Ethik in der Naturfotografie


Ergebnisse einer Expertentagung des Bundesamtes für Naturschutz

von: Hans-Peter Schaub und andere
„Ethik in der Naturfotografie“ lautete das Thema einer Tagung, zu der das Bundesamt für Naturschutz, unterstützt von der Gesellschaft Deutscher Tierfotografen (GDT), im September 2015 in die Naturschutzakademie auf der Insel Vilm ingeladen hat. Ziel sollte es sein, sich zunächst über bestehende rechtliche Bestimmungen und ethische Grundsätze in Bezug auf die Naturfotografie auszutauschen und dann Leitlinien für naturschutzgerechte Naturfotografie zu erarbeiten. Die Teilnehmer waren sowohl Naturfotografen, als auch im behördlichen Naturschutz tätige Personen.

Ethik ist ein Teilbereich der Philosophie, der sich mit den Voraussetzungen menschlichen Handelns und seiner Bewertung befasst – praktische Philosophie also. Ethische Überlegungen und Normen prägen (sollten sie zumindest) unseren Umgang miteinander, aber auch unseren Umgang mit der uns umgebenden Natur. Somit ist selbstverständlich auch die Naturfotografie kein „ethikfreier Raum“. Es ist daher auch für Naturfotografen durchaus sinnvoll, ihr Verhalten und ihren Umgang mit und in der Natur immer wieder kritisch zu hinterfragen. Zudem erscheint es nützlich, einige grundsätzliche und allgemeingültige Leitlinien zu formulieren, die einen rücksichtsvollen Umgang mit der Natur beschreiben.

____________

## ARBEITSANWEISUNGEN
A. Wer unterstützte laut dem Text über Ethik in der Naturfotografie das Bundesamt für Naturschutz bei der Tagung?
B. Stimmen die folgenden Aussagen mit dem Text über Ethik in der Naturfotografie überein? Antworte jeweils mit Ja oder Nein und zitiere die entscheidenden Worte. (i) Die Tagung fand im September 2015 auf der Insel Vilm statt. (ii) An der Tagung nahmen ausschließlich Naturfotografen teil. (iii) Ethik wird als Teilbereich der Philosophie bezeichnet.

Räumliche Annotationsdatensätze
____________

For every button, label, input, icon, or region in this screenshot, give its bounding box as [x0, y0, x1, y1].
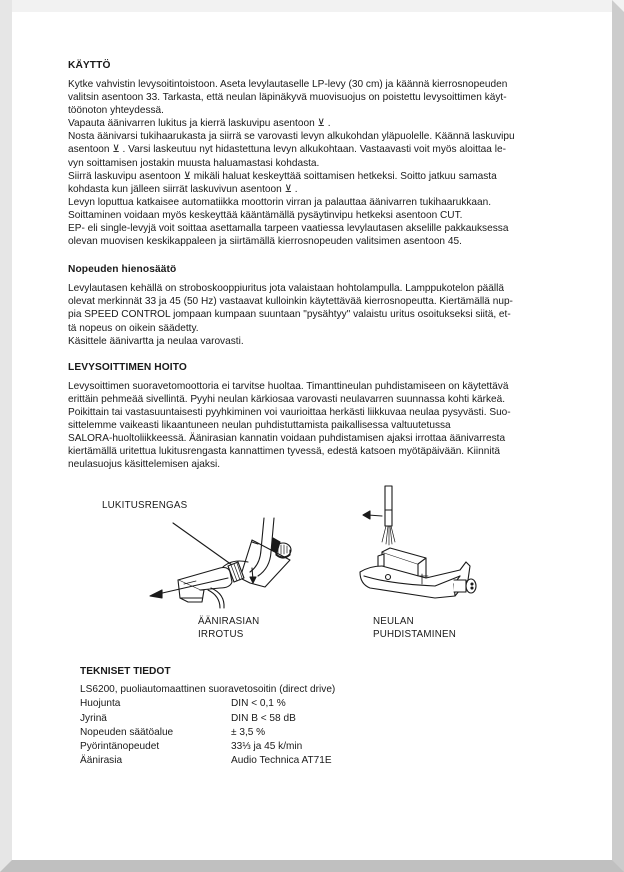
text-line: Vapauta äänivarren lukitus ja kierrä laskuvipu asentoon ⊻ . — [68, 118, 331, 130]
caption-line: PUHDISTAMINEN — [373, 629, 456, 640]
section-levysoittimen-hoito — [68, 362, 534, 472]
spec-row — [80, 726, 480, 740]
text-line: asentoon ⊻ . Varsi laskeutuu nyt hidastettuna levyn alkukohtaan. Vastaavasti voit myös aloittaa le- — [68, 144, 506, 156]
text-line: kohdasta kun jälleen siirrät laskuvivun asentoon ⊻ . — [68, 183, 298, 195]
callout-label-lukitusrengas: LUKITUSRENGAS — [102, 500, 188, 511]
spec-value: Audio Technica AT71E — [231, 755, 332, 767]
spec-intro: LS6200, puoliautomaattinen suoravetosoitin (direct drive) — [80, 684, 336, 695]
section-heading: KÄYTTÖ — [68, 60, 111, 71]
text-line: valitsin asentoon 33. Tarkasta, että neulan läpinäkyvä muovisuojus on poistettu levysoittimen käyt- — [68, 92, 507, 104]
page-frame-corner — [612, 0, 624, 12]
caption-line: NEULAN — [373, 616, 414, 627]
page-frame-corner — [612, 860, 624, 872]
text-line: Kytke vahvistin levysoitintoistoon. Aseta levylautaselle LP-levy (30 cm) ja käännä kierrosnopeuden — [68, 79, 508, 90]
text-line: SALORA-huoltoliikkeessä. Äänirasian kannatin voidaan puhdistamisen ajaksi irrottaa äänivarresta — [68, 433, 506, 445]
spec-row — [80, 754, 480, 768]
figure-headshell-removal — [80, 480, 320, 650]
text-line: töönoton yhteydessä. — [68, 105, 164, 117]
figure-stylus-cleaning — [330, 480, 530, 650]
text-line: Poikittain tai vastasuuntaisesti pyyhkiminen voi vaurioittaa herkästi liikkuvaa neulaa pysyvästi. Suo- — [68, 406, 511, 418]
spec-label: Pyörintänopeudet — [80, 741, 160, 753]
text-line: olevan muovisen keskikappaleen ja siirtämällä kierrosnopeuden valitsimen asentoon 45. — [68, 236, 462, 248]
spec-label: Jyrinä — [80, 712, 107, 724]
section-heading: Nopeuden hienosäätö — [68, 264, 177, 276]
text-line: Käsittele äänivartta ja neulaa varovasti. — [68, 335, 244, 347]
section-heading: TEKNISET TIEDOT — [80, 666, 171, 677]
spec-label: Huojunta — [80, 698, 121, 710]
text-line: Nosta äänivarsi tukihaarukasta ja siirrä se varovasti levyn alkukohdan yläpuolelle. Käännä laskuvipu — [68, 131, 515, 143]
caption-line: ÄÄNIRASIAN — [198, 616, 260, 627]
text-line: Levylautasen kehällä on stroboskooppiuritus jota valaistaan hohtolampulla. Lamppukotelon päällä — [68, 283, 505, 295]
section-kaytto — [68, 60, 534, 248]
page-frame-left — [0, 0, 12, 872]
text-line: neulasuojus käsittelemisen ajaksi. — [68, 459, 221, 471]
spec-row — [80, 712, 480, 726]
text-line: vyn soittamisen jostakin muusta haluamastasi kohdasta. — [68, 157, 320, 169]
document-body — [68, 60, 534, 471]
spec-row — [80, 740, 480, 754]
spec-row — [80, 697, 480, 711]
text-line: Soittaminen voidaan myös keskeyttää kääntämällä pysäytinvipu hetkeksi asentoon CUT. — [68, 209, 463, 221]
caption-line: IRROTUS — [198, 629, 244, 640]
page-frame-right — [612, 0, 624, 872]
text-line: Levysoittimen suoravetomoottoria ei tarvitse huoltaa. Timanttineulan puhdistamiseen on käytettävä — [68, 380, 509, 392]
technical-specs — [80, 666, 480, 769]
page-frame-corner — [0, 860, 12, 872]
text-line: Levyn loputtua katkaisee automatiikka moottorin virran ja palauttaa äänivarren tukihaarukkaan. — [68, 196, 492, 208]
text-line: Siirrä laskuvipu asentoon ⊻ mikäli haluat keskeyttää soittamisen hetkeksi. Soitto jatkuu samasta — [68, 170, 497, 182]
spec-label: Nopeuden säätöalue — [80, 726, 174, 738]
text-line: tä nopeus on oikein säädetty. — [68, 322, 199, 334]
text-line: kiertämällä uritettua lukitusrengasta kannattimen tyvessä, edestä katsoen myötäpäivään. Kiinnitä — [68, 446, 501, 458]
text-line: pia SPEED CONTROL jompaan kumpaan suuntaan "pysähtyy" valaistu uritus osoitukseksi siitä, et- — [68, 309, 511, 321]
spec-value: DIN < 0,1 % — [231, 698, 286, 710]
spec-value: DIN B < 58 dB — [231, 712, 296, 724]
spec-label: Äänirasia — [80, 755, 123, 767]
section-heading: LEVYSOITTIMEN HOITO — [68, 361, 187, 373]
text-line: sittelemme vaikeasti likaantuneen neulan puhdistuttamista paikallisessa valtuutetussa — [68, 419, 451, 431]
spec-value: 33⅓ ja 45 k/min — [231, 741, 303, 753]
spec-value: ± 3,5 % — [231, 726, 266, 738]
text-line: erittäin pehmeää sivellintä. Pyyhi neulan kärkiosaa varovasti neulavarren suunnassa kohti kärkeä. — [68, 393, 506, 405]
page-frame-bottom — [0, 860, 624, 872]
section-nopeuden-hienosaato — [68, 264, 534, 347]
stylus-cleaning-illustration-icon — [330, 480, 530, 650]
page-frame-top — [0, 0, 612, 12]
text-line: olevat merkinnät 33 ja 45 (50 Hz) vastaavat kulloinkin käytettävää kierrosnopeutta. Kiertämällä nup- — [68, 296, 513, 308]
text-line: EP- eli single-levyjä voit soittaa asettamalla tarpeen vaatiessa levylautasen akselille pakkauksessa — [68, 223, 509, 235]
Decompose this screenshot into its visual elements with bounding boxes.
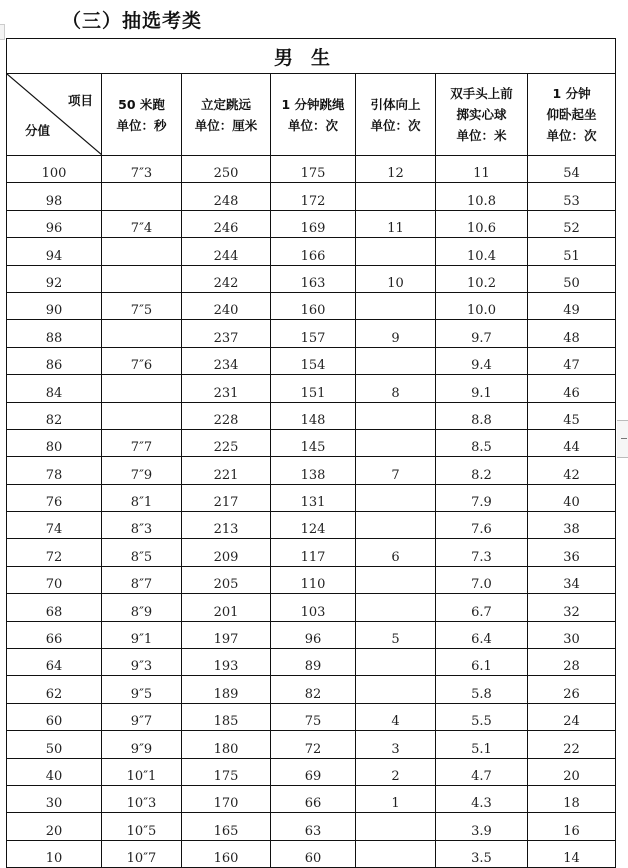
cell-rope: 169	[271, 210, 356, 237]
cell-rope: 163	[271, 265, 356, 292]
cell-ball: 8.5	[436, 429, 528, 456]
cell-score: 40	[7, 758, 102, 785]
cell-situp: 52	[528, 210, 616, 237]
table-row	[7, 758, 616, 785]
table-row	[7, 183, 616, 210]
cell-pullup: 7	[356, 457, 436, 484]
cell-situp: 51	[528, 238, 616, 265]
cell-jump: 165	[182, 813, 271, 840]
table-row	[7, 375, 616, 402]
cell-score: 84	[7, 375, 102, 402]
table-row	[7, 676, 616, 703]
cell-ball: 6.1	[436, 649, 528, 676]
cell-pullup: 11	[356, 210, 436, 237]
cell-pullup	[356, 649, 436, 676]
gender-header-row	[7, 39, 616, 74]
cell-jump: 237	[182, 320, 271, 347]
cell-rope: 160	[271, 292, 356, 319]
column-header-name: 引体向上	[370, 96, 421, 112]
column-header-name: 1 分钟	[552, 86, 591, 101]
table-row	[7, 320, 616, 347]
cell-ball: 5.1	[436, 731, 528, 758]
cell-pullup: 8	[356, 375, 436, 402]
cell-situp: 36	[528, 539, 616, 566]
score-table	[6, 38, 616, 868]
cell-ball: 3.9	[436, 813, 528, 840]
cell-score: 94	[7, 238, 102, 265]
cell-rope: 166	[271, 238, 356, 265]
cell-run50: 7″5	[102, 292, 182, 319]
cell-score: 66	[7, 621, 102, 648]
cell-run50: 8″9	[102, 594, 182, 621]
cell-jump: 160	[182, 840, 271, 867]
table-row	[7, 512, 616, 539]
cell-pullup: 3	[356, 731, 436, 758]
cell-situp: 14	[528, 840, 616, 867]
left-margin-handle	[0, 24, 5, 40]
cell-run50: 9″9	[102, 731, 182, 758]
cell-run50: 9″5	[102, 676, 182, 703]
cell-ball: 7.6	[436, 512, 528, 539]
cell-ball: 10.0	[436, 292, 528, 319]
cell-situp: 54	[528, 156, 616, 183]
cell-rope: 145	[271, 429, 356, 456]
cell-jump: 189	[182, 676, 271, 703]
cell-jump: 197	[182, 621, 271, 648]
cell-pullup: 5	[356, 621, 436, 648]
cell-pullup: 9	[356, 320, 436, 347]
table-row	[7, 210, 616, 237]
cell-score: 10	[7, 840, 102, 867]
cell-rope: 172	[271, 183, 356, 210]
cell-rope: 124	[271, 512, 356, 539]
cell-pullup	[356, 566, 436, 593]
cell-pullup: 10	[356, 265, 436, 292]
cell-run50: 8″5	[102, 539, 182, 566]
corner-item-label: 项目	[67, 93, 93, 108]
cell-score: 88	[7, 320, 102, 347]
cell-jump: 205	[182, 566, 271, 593]
cell-rope: 75	[271, 703, 356, 730]
cell-rope: 148	[271, 402, 356, 429]
cell-run50: 8″3	[102, 512, 182, 539]
cell-jump: 240	[182, 292, 271, 319]
column-header-unit: 单位：秒	[116, 117, 167, 133]
cell-ball: 9.4	[436, 347, 528, 374]
cell-rope: 131	[271, 484, 356, 511]
cell-rope: 154	[271, 347, 356, 374]
section-title: （三）抽选考类	[62, 10, 203, 32]
cell-score: 78	[7, 457, 102, 484]
cell-rope: 60	[271, 840, 356, 867]
cell-run50: 10″5	[102, 813, 182, 840]
cell-pullup: 2	[356, 758, 436, 785]
table-row	[7, 238, 616, 265]
column-header-unit: 单位：米	[456, 128, 507, 143]
cell-run50	[102, 320, 182, 347]
cell-ball: 8.8	[436, 402, 528, 429]
cell-ball: 3.5	[436, 840, 528, 867]
cell-pullup	[356, 402, 436, 429]
cell-score: 74	[7, 512, 102, 539]
cell-ball: 6.7	[436, 594, 528, 621]
cell-run50: 8″7	[102, 566, 182, 593]
cell-rope: 117	[271, 539, 356, 566]
cell-ball: 10.4	[436, 238, 528, 265]
cell-run50	[102, 265, 182, 292]
cell-run50: 8″1	[102, 484, 182, 511]
column-header-unit: 单位：次	[287, 117, 338, 133]
cell-score: 62	[7, 676, 102, 703]
table-row	[7, 813, 616, 840]
cell-score: 64	[7, 649, 102, 676]
cell-jump: 231	[182, 375, 271, 402]
cell-jump: 234	[182, 347, 271, 374]
cell-score: 72	[7, 539, 102, 566]
cell-score: 96	[7, 210, 102, 237]
column-header-unit: 单位：次	[370, 117, 421, 133]
cell-situp: 47	[528, 347, 616, 374]
cell-rope: 138	[271, 457, 356, 484]
cell-rope: 69	[271, 758, 356, 785]
table-row	[7, 347, 616, 374]
cell-ball: 7.3	[436, 539, 528, 566]
column-header-name: 仰卧起坐	[546, 107, 597, 122]
cell-situp: 53	[528, 183, 616, 210]
cell-jump: 185	[182, 703, 271, 730]
cell-score: 90	[7, 292, 102, 319]
cell-run50: 9″1	[102, 621, 182, 648]
cell-run50	[102, 402, 182, 429]
cell-score: 80	[7, 429, 102, 456]
cell-rope: 82	[271, 676, 356, 703]
cell-score: 20	[7, 813, 102, 840]
cell-pullup	[356, 676, 436, 703]
cell-run50: 7″3	[102, 156, 182, 183]
cell-jump: 244	[182, 238, 271, 265]
cell-score: 98	[7, 183, 102, 210]
cell-pullup: 12	[356, 156, 436, 183]
cell-run50	[102, 183, 182, 210]
table-row	[7, 484, 616, 511]
cell-score: 92	[7, 265, 102, 292]
column-header-unit: 单位：次	[546, 128, 597, 143]
cell-rope: 151	[271, 375, 356, 402]
cell-rope: 175	[271, 156, 356, 183]
table-row	[7, 457, 616, 484]
cell-run50: 7″6	[102, 347, 182, 374]
cell-situp: 49	[528, 292, 616, 319]
column-header-name: 立定跳远	[200, 96, 251, 112]
cell-score: 70	[7, 566, 102, 593]
cell-jump: 228	[182, 402, 271, 429]
cell-rope: 96	[271, 621, 356, 648]
cell-pullup	[356, 292, 436, 319]
score-table-body	[7, 156, 616, 868]
table-row	[7, 265, 616, 292]
column-header	[271, 74, 356, 156]
column-header	[356, 74, 436, 156]
cell-ball: 9.7	[436, 320, 528, 347]
cell-situp: 20	[528, 758, 616, 785]
cell-run50: 9″7	[102, 703, 182, 730]
cell-rope: 63	[271, 813, 356, 840]
cell-ball: 5.8	[436, 676, 528, 703]
gender-label: 男生	[7, 39, 616, 74]
corner-score-label: 分值	[25, 123, 51, 138]
cell-situp: 24	[528, 703, 616, 730]
cell-ball: 6.4	[436, 621, 528, 648]
cell-jump: 242	[182, 265, 271, 292]
cell-jump: 221	[182, 457, 271, 484]
cell-score: 100	[7, 156, 102, 183]
diagonal-line	[7, 74, 102, 155]
cell-rope: 66	[271, 785, 356, 812]
cell-situp: 44	[528, 429, 616, 456]
table-row	[7, 566, 616, 593]
cell-jump: 217	[182, 484, 271, 511]
cell-ball: 10.6	[436, 210, 528, 237]
table-row	[7, 703, 616, 730]
cell-ball: 8.2	[436, 457, 528, 484]
cell-ball: 5.5	[436, 703, 528, 730]
cell-ball: 7.9	[436, 484, 528, 511]
cell-rope: 157	[271, 320, 356, 347]
cell-run50: 10″3	[102, 785, 182, 812]
column-header	[102, 74, 182, 156]
cell-jump: 193	[182, 649, 271, 676]
cell-pullup	[356, 594, 436, 621]
cell-situp: 32	[528, 594, 616, 621]
table-row	[7, 292, 616, 319]
table-row	[7, 621, 616, 648]
column-header-name: 50 米跑	[118, 96, 165, 112]
column-header	[436, 74, 528, 156]
cell-situp: 34	[528, 566, 616, 593]
cell-situp: 26	[528, 676, 616, 703]
cell-ball: 11	[436, 156, 528, 183]
cell-rope: 110	[271, 566, 356, 593]
cell-situp: 42	[528, 457, 616, 484]
cell-jump: 246	[182, 210, 271, 237]
cell-jump: 213	[182, 512, 271, 539]
cell-pullup	[356, 813, 436, 840]
cell-score: 82	[7, 402, 102, 429]
cell-score: 76	[7, 484, 102, 511]
cell-run50: 10″7	[102, 840, 182, 867]
cell-situp: 45	[528, 402, 616, 429]
cell-situp: 16	[528, 813, 616, 840]
cell-score: 50	[7, 731, 102, 758]
cell-ball: 4.3	[436, 785, 528, 812]
cell-pullup: 4	[356, 703, 436, 730]
column-header-name: 1 分钟跳绳	[281, 96, 345, 112]
cell-jump: 170	[182, 785, 271, 812]
cell-run50: 7″4	[102, 210, 182, 237]
cell-pullup: 6	[356, 539, 436, 566]
cell-score: 60	[7, 703, 102, 730]
cell-situp: 30	[528, 621, 616, 648]
column-header-name: 双手头上前	[450, 86, 513, 101]
cell-run50: 9″3	[102, 649, 182, 676]
right-margin-handle	[617, 420, 628, 458]
cell-jump: 201	[182, 594, 271, 621]
table-row	[7, 429, 616, 456]
cell-ball: 4.7	[436, 758, 528, 785]
cell-run50: 7″7	[102, 429, 182, 456]
cell-pullup	[356, 347, 436, 374]
column-header	[528, 74, 616, 156]
table-row	[7, 594, 616, 621]
cell-jump: 209	[182, 539, 271, 566]
cell-run50	[102, 238, 182, 265]
cell-rope: 72	[271, 731, 356, 758]
cell-pullup	[356, 429, 436, 456]
column-header	[182, 74, 271, 156]
cell-run50	[102, 375, 182, 402]
cell-situp: 50	[528, 265, 616, 292]
cell-score: 30	[7, 785, 102, 812]
cell-run50: 7″9	[102, 457, 182, 484]
cell-ball: 10.2	[436, 265, 528, 292]
cell-situp: 18	[528, 785, 616, 812]
cell-situp: 40	[528, 484, 616, 511]
column-header-name: 掷实心球	[456, 107, 507, 122]
cell-situp: 38	[528, 512, 616, 539]
column-header-row	[7, 74, 616, 156]
cell-jump: 180	[182, 731, 271, 758]
cell-rope: 89	[271, 649, 356, 676]
table-row	[7, 402, 616, 429]
cell-situp: 48	[528, 320, 616, 347]
table-row	[7, 649, 616, 676]
cell-jump: 225	[182, 429, 271, 456]
cell-jump: 248	[182, 183, 271, 210]
table-row	[7, 156, 616, 183]
cell-jump: 175	[182, 758, 271, 785]
cell-pullup: 1	[356, 785, 436, 812]
corner-header-cell	[7, 74, 102, 156]
cell-ball: 10.8	[436, 183, 528, 210]
table-row	[7, 539, 616, 566]
cell-pullup	[356, 484, 436, 511]
column-header-unit: 单位：厘米	[194, 117, 258, 133]
cell-score: 86	[7, 347, 102, 374]
cell-situp: 46	[528, 375, 616, 402]
cell-rope: 103	[271, 594, 356, 621]
cell-score: 68	[7, 594, 102, 621]
cell-run50: 10″1	[102, 758, 182, 785]
cell-jump: 250	[182, 156, 271, 183]
cell-pullup	[356, 512, 436, 539]
cell-ball: 7.0	[436, 566, 528, 593]
table-row	[7, 731, 616, 758]
cell-ball: 9.1	[436, 375, 528, 402]
cell-situp: 28	[528, 649, 616, 676]
cell-situp: 22	[528, 731, 616, 758]
table-row	[7, 785, 616, 812]
cell-pullup	[356, 238, 436, 265]
cell-pullup	[356, 183, 436, 210]
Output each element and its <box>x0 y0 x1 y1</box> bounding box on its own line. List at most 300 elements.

____________

## LÖSUNGEN
A. Die Gesellschaft Deutscher Tierfotografen (GDT).

B.
(i) Ja: „im September 2015 in die Naturschutzakademie auf der Insel Vilm“
(ii) Nein: „Die Teilnehmer waren sowohl Naturfotografen, als auch im behördlichen Naturschutz tätige Personen.“
(iii) Ja: „Ethik ist ein Teilbereich der Philosophie“